Only the pictures are left out: repeat the rest of the entries exactly.

**Data rows:**
[BEGIN]
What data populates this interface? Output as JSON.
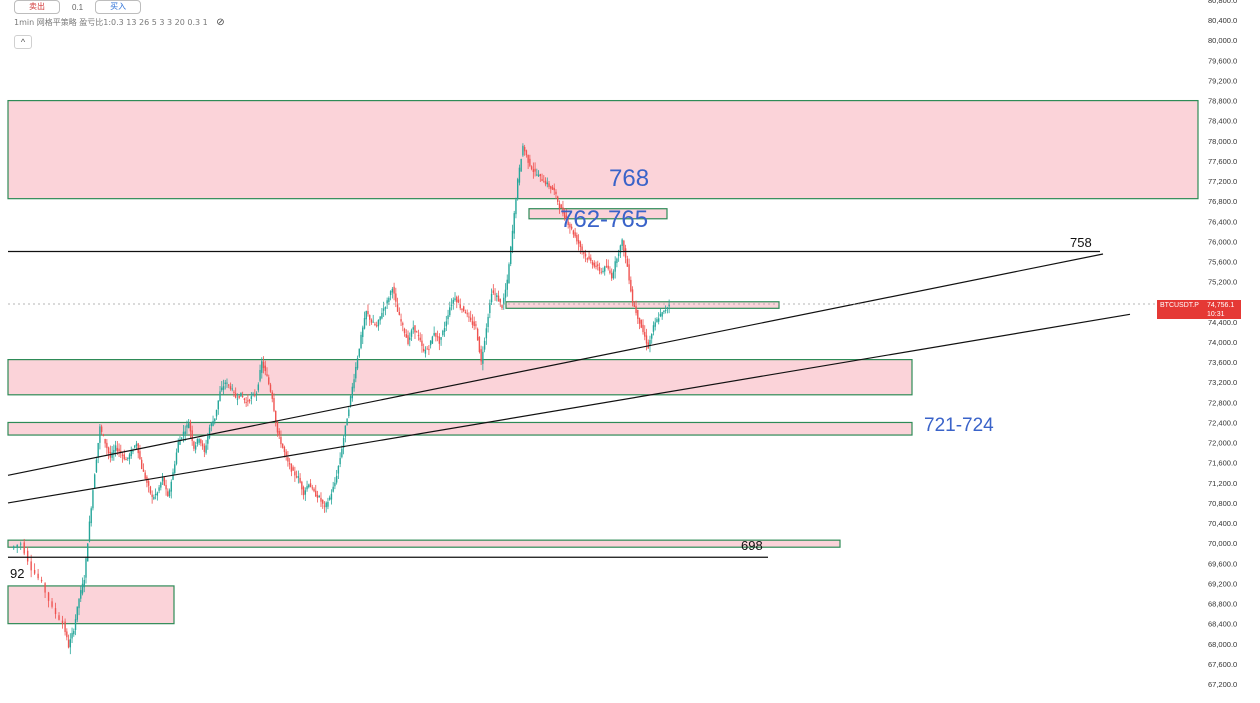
{
  "toolbar": {
    "sell_label": "卖出",
    "qty_value": "0.1",
    "buy_label": "买入",
    "strategy_label": "1min 网格平策略 盈亏比1:0.3 13 26 5 3 3 20 0.3 1",
    "collapse_glyph": "^"
  },
  "price_axis": {
    "labels": [
      "80,800.0",
      "80,400.0",
      "80,000.0",
      "79,600.0",
      "79,200.0",
      "78,800.0",
      "78,400.0",
      "78,000.0",
      "77,600.0",
      "77,200.0",
      "76,800.0",
      "76,400.0",
      "76,000.0",
      "75,600.0",
      "75,200.0",
      "74,800.0",
      "74,400.0",
      "74,000.0",
      "73,600.0",
      "73,200.0",
      "72,800.0",
      "72,400.0",
      "72,000.0",
      "71,600.0",
      "71,200.0",
      "70,800.0",
      "70,400.0",
      "70,000.0",
      "69,600.0",
      "69,200.0",
      "68,800.0",
      "68,400.0",
      "68,000.0",
      "67,600.0",
      "67,200.0"
    ],
    "current_symbol": "BTCUSDT.P",
    "current_price": "74,756.1",
    "countdown": "10:31"
  },
  "annotations": {
    "level_768": "768",
    "level_762_765": "762-765",
    "level_758": "758",
    "level_721_724": "721-724",
    "level_698": "698",
    "level_692_partial": "92"
  },
  "colors": {
    "zone_fill": "#fbd3d9",
    "zone_border": "#2e8b57",
    "candle_up": "#26a69a",
    "candle_down": "#ef5350",
    "annotation_blue": "#3a63c9",
    "badge_red": "#e53935"
  },
  "chart_data": {
    "type": "candlestick",
    "symbol": "BTCUSDT.P",
    "timeframe": "1min",
    "ylim": [
      67000,
      80900
    ],
    "current_price": 74756.1,
    "zones": [
      {
        "low": 76850,
        "high": 78800,
        "label": "768"
      },
      {
        "low": 76450,
        "high": 76650,
        "label": "762-765"
      },
      {
        "low": 74670,
        "high": 74800
      },
      {
        "low": 72950,
        "high": 73650
      },
      {
        "low": 72150,
        "high": 72400,
        "label": "721-724"
      },
      {
        "low": 69920,
        "high": 70060,
        "label": "698"
      },
      {
        "low": 68400,
        "high": 69150
      }
    ],
    "horizontal_lines": [
      {
        "price": 75800,
        "label": "758"
      },
      {
        "price": 69720
      }
    ],
    "trendlines": [
      {
        "from": [
          0,
          71350
        ],
        "to": [
          1,
          75750
        ]
      },
      {
        "from": [
          0,
          70800
        ],
        "to": [
          1,
          74550
        ]
      }
    ],
    "path": [
      [
        0,
        69900
      ],
      [
        4,
        70000
      ],
      [
        8,
        69500
      ],
      [
        12,
        69200
      ],
      [
        16,
        68700
      ],
      [
        20,
        68400
      ],
      [
        22,
        67950
      ],
      [
        24,
        68300
      ],
      [
        26,
        68900
      ],
      [
        28,
        69300
      ],
      [
        30,
        70400
      ],
      [
        32,
        71400
      ],
      [
        34,
        72300
      ],
      [
        36,
        72000
      ],
      [
        38,
        71700
      ],
      [
        40,
        71900
      ],
      [
        42,
        71800
      ],
      [
        44,
        71650
      ],
      [
        46,
        71800
      ],
      [
        48,
        72000
      ],
      [
        50,
        71500
      ],
      [
        52,
        71200
      ],
      [
        54,
        70900
      ],
      [
        56,
        71000
      ],
      [
        58,
        71300
      ],
      [
        60,
        70900
      ],
      [
        62,
        71400
      ],
      [
        64,
        72000
      ],
      [
        66,
        72200
      ],
      [
        68,
        72400
      ],
      [
        70,
        71900
      ],
      [
        72,
        72100
      ],
      [
        74,
        71800
      ],
      [
        76,
        72300
      ],
      [
        78,
        72500
      ],
      [
        80,
        73000
      ],
      [
        82,
        73200
      ],
      [
        84,
        73100
      ],
      [
        86,
        72900
      ],
      [
        88,
        72950
      ],
      [
        90,
        72800
      ],
      [
        92,
        72900
      ],
      [
        94,
        73000
      ],
      [
        96,
        73600
      ],
      [
        98,
        73300
      ],
      [
        100,
        72900
      ],
      [
        102,
        72200
      ],
      [
        104,
        71900
      ],
      [
        106,
        71600
      ],
      [
        108,
        71400
      ],
      [
        110,
        71300
      ],
      [
        112,
        71000
      ],
      [
        114,
        71200
      ],
      [
        116,
        71000
      ],
      [
        118,
        70900
      ],
      [
        120,
        70700
      ],
      [
        122,
        70900
      ],
      [
        124,
        71200
      ],
      [
        126,
        71700
      ],
      [
        128,
        72300
      ],
      [
        130,
        72900
      ],
      [
        132,
        73500
      ],
      [
        134,
        74100
      ],
      [
        136,
        74600
      ],
      [
        138,
        74400
      ],
      [
        140,
        74300
      ],
      [
        142,
        74600
      ],
      [
        144,
        74800
      ],
      [
        146,
        75100
      ],
      [
        148,
        74600
      ],
      [
        150,
        74300
      ],
      [
        152,
        74000
      ],
      [
        154,
        74300
      ],
      [
        156,
        74100
      ],
      [
        158,
        73800
      ],
      [
        160,
        73900
      ],
      [
        162,
        74200
      ],
      [
        164,
        74000
      ],
      [
        166,
        74300
      ],
      [
        168,
        74700
      ],
      [
        170,
        74900
      ],
      [
        172,
        74700
      ],
      [
        174,
        74600
      ],
      [
        176,
        74400
      ],
      [
        178,
        74300
      ],
      [
        180,
        73600
      ],
      [
        182,
        74300
      ],
      [
        184,
        75000
      ],
      [
        186,
        74900
      ],
      [
        188,
        74700
      ],
      [
        190,
        75200
      ],
      [
        192,
        76200
      ],
      [
        194,
        77200
      ],
      [
        196,
        77900
      ],
      [
        198,
        77600
      ],
      [
        200,
        77400
      ],
      [
        202,
        77300
      ],
      [
        204,
        77200
      ],
      [
        206,
        77100
      ],
      [
        208,
        77000
      ],
      [
        210,
        76700
      ],
      [
        212,
        76500
      ],
      [
        214,
        76300
      ],
      [
        216,
        76100
      ],
      [
        218,
        75900
      ],
      [
        220,
        75700
      ],
      [
        222,
        75600
      ],
      [
        224,
        75500
      ],
      [
        226,
        75400
      ],
      [
        228,
        75500
      ],
      [
        230,
        75300
      ],
      [
        232,
        75700
      ],
      [
        234,
        76000
      ],
      [
        236,
        75500
      ],
      [
        238,
        74800
      ],
      [
        240,
        74500
      ],
      [
        242,
        74200
      ],
      [
        244,
        73900
      ],
      [
        246,
        74300
      ],
      [
        248,
        74500
      ],
      [
        250,
        74600
      ],
      [
        252,
        74756
      ]
    ]
  }
}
[END]
**Response to this exercise:**
What data populates this interface? Output as JSON.
{
  "toolbar": {
    "sell_label": "卖出",
    "qty_value": "0.1",
    "buy_label": "买入",
    "strategy_label": "1min 网格平策略 盈亏比1:0.3 13 26 5 3 3 20 0.3 1",
    "collapse_glyph": "^"
  },
  "price_axis": {
    "labels": [
      "80,800.0",
      "80,400.0",
      "80,000.0",
      "79,600.0",
      "79,200.0",
      "78,800.0",
      "78,400.0",
      "78,000.0",
      "77,600.0",
      "77,200.0",
      "76,800.0",
      "76,400.0",
      "76,000.0",
      "75,600.0",
      "75,200.0",
      "74,800.0",
      "74,400.0",
      "74,000.0",
      "73,600.0",
      "73,200.0",
      "72,800.0",
      "72,400.0",
      "72,000.0",
      "71,600.0",
      "71,200.0",
      "70,800.0",
      "70,400.0",
      "70,000.0",
      "69,600.0",
      "69,200.0",
      "68,800.0",
      "68,400.0",
      "68,000.0",
      "67,600.0",
      "67,200.0"
    ],
    "current_symbol": "BTCUSDT.P",
    "current_price": "74,756.1",
    "countdown": "10:31"
  },
  "annotations": {
    "level_768": "768",
    "level_762_765": "762-765",
    "level_758": "758",
    "level_721_724": "721-724",
    "level_698": "698",
    "level_692_partial": "92"
  },
  "colors": {
    "zone_fill": "#fbd3d9",
    "zone_border": "#2e8b57",
    "candle_up": "#26a69a",
    "candle_down": "#ef5350",
    "annotation_blue": "#3a63c9",
    "badge_red": "#e53935"
  },
  "chart_data": {
    "type": "candlestick",
    "symbol": "BTCUSDT.P",
    "timeframe": "1min",
    "ylim": [
      67000,
      80900
    ],
    "current_price": 74756.1,
    "zones": [
      {
        "low": 76850,
        "high": 78800,
        "label": "768"
      },
      {
        "low": 76450,
        "high": 76650,
        "label": "762-765"
      },
      {
        "low": 74670,
        "high": 74800
      },
      {
        "low": 72950,
        "high": 73650
      },
      {
        "low": 72150,
        "high": 72400,
        "label": "721-724"
      },
      {
        "low": 69920,
        "high": 70060,
        "label": "698"
      },
      {
        "low": 68400,
        "high": 69150
      }
    ],
    "horizontal_lines": [
      {
        "price": 75800,
        "label": "758"
      },
      {
        "price": 69720
      }
    ],
    "trendlines": [
      {
        "from": [
          0,
          71350
        ],
        "to": [
          1,
          75750
        ]
      },
      {
        "from": [
          0,
          70800
        ],
        "to": [
          1,
          74550
        ]
      }
    ],
    "path": [
      [
        0,
        69900
      ],
      [
        4,
        70000
      ],
      [
        8,
        69500
      ],
      [
        12,
        69200
      ],
      [
        16,
        68700
      ],
      [
        20,
        68400
      ],
      [
        22,
        67950
      ],
      [
        24,
        68300
      ],
      [
        26,
        68900
      ],
      [
        28,
        69300
      ],
      [
        30,
        70400
      ],
      [
        32,
        71400
      ],
      [
        34,
        72300
      ],
      [
        36,
        72000
      ],
      [
        38,
        71700
      ],
      [
        40,
        71900
      ],
      [
        42,
        71800
      ],
      [
        44,
        71650
      ],
      [
        46,
        71800
      ],
      [
        48,
        72000
      ],
      [
        50,
        71500
      ],
      [
        52,
        71200
      ],
      [
        54,
        70900
      ],
      [
        56,
        71000
      ],
      [
        58,
        71300
      ],
      [
        60,
        70900
      ],
      [
        62,
        71400
      ],
      [
        64,
        72000
      ],
      [
        66,
        72200
      ],
      [
        68,
        72400
      ],
      [
        70,
        71900
      ],
      [
        72,
        72100
      ],
      [
        74,
        71800
      ],
      [
        76,
        72300
      ],
      [
        78,
        72500
      ],
      [
        80,
        73000
      ],
      [
        82,
        73200
      ],
      [
        84,
        73100
      ],
      [
        86,
        72900
      ],
      [
        88,
        72950
      ],
      [
        90,
        72800
      ],
      [
        92,
        72900
      ],
      [
        94,
        73000
      ],
      [
        96,
        73600
      ],
      [
        98,
        73300
      ],
      [
        100,
        72900
      ],
      [
        102,
        72200
      ],
      [
        104,
        71900
      ],
      [
        106,
        71600
      ],
      [
        108,
        71400
      ],
      [
        110,
        71300
      ],
      [
        112,
        71000
      ],
      [
        114,
        71200
      ],
      [
        116,
        71000
      ],
      [
        118,
        70900
      ],
      [
        120,
        70700
      ],
      [
        122,
        70900
      ],
      [
        124,
        71200
      ],
      [
        126,
        71700
      ],
      [
        128,
        72300
      ],
      [
        130,
        72900
      ],
      [
        132,
        73500
      ],
      [
        134,
        74100
      ],
      [
        136,
        74600
      ],
      [
        138,
        74400
      ],
      [
        140,
        74300
      ],
      [
        142,
        74600
      ],
      [
        144,
        74800
      ],
      [
        146,
        75100
      ],
      [
        148,
        74600
      ],
      [
        150,
        74300
      ],
      [
        152,
        74000
      ],
      [
        154,
        74300
      ],
      [
        156,
        74100
      ],
      [
        158,
        73800
      ],
      [
        160,
        73900
      ],
      [
        162,
        74200
      ],
      [
        164,
        74000
      ],
      [
        166,
        74300
      ],
      [
        168,
        74700
      ],
      [
        170,
        74900
      ],
      [
        172,
        74700
      ],
      [
        174,
        74600
      ],
      [
        176,
        74400
      ],
      [
        178,
        74300
      ],
      [
        180,
        73600
      ],
      [
        182,
        74300
      ],
      [
        184,
        75000
      ],
      [
        186,
        74900
      ],
      [
        188,
        74700
      ],
      [
        190,
        75200
      ],
      [
        192,
        76200
      ],
      [
        194,
        77200
      ],
      [
        196,
        77900
      ],
      [
        198,
        77600
      ],
      [
        200,
        77400
      ],
      [
        202,
        77300
      ],
      [
        204,
        77200
      ],
      [
        206,
        77100
      ],
      [
        208,
        77000
      ],
      [
        210,
        76700
      ],
      [
        212,
        76500
      ],
      [
        214,
        76300
      ],
      [
        216,
        76100
      ],
      [
        218,
        75900
      ],
      [
        220,
        75700
      ],
      [
        222,
        75600
      ],
      [
        224,
        75500
      ],
      [
        226,
        75400
      ],
      [
        228,
        75500
      ],
      [
        230,
        75300
      ],
      [
        232,
        75700
      ],
      [
        234,
        76000
      ],
      [
        236,
        75500
      ],
      [
        238,
        74800
      ],
      [
        240,
        74500
      ],
      [
        242,
        74200
      ],
      [
        244,
        73900
      ],
      [
        246,
        74300
      ],
      [
        248,
        74500
      ],
      [
        250,
        74600
      ],
      [
        252,
        74756
      ]
    ]
  }
}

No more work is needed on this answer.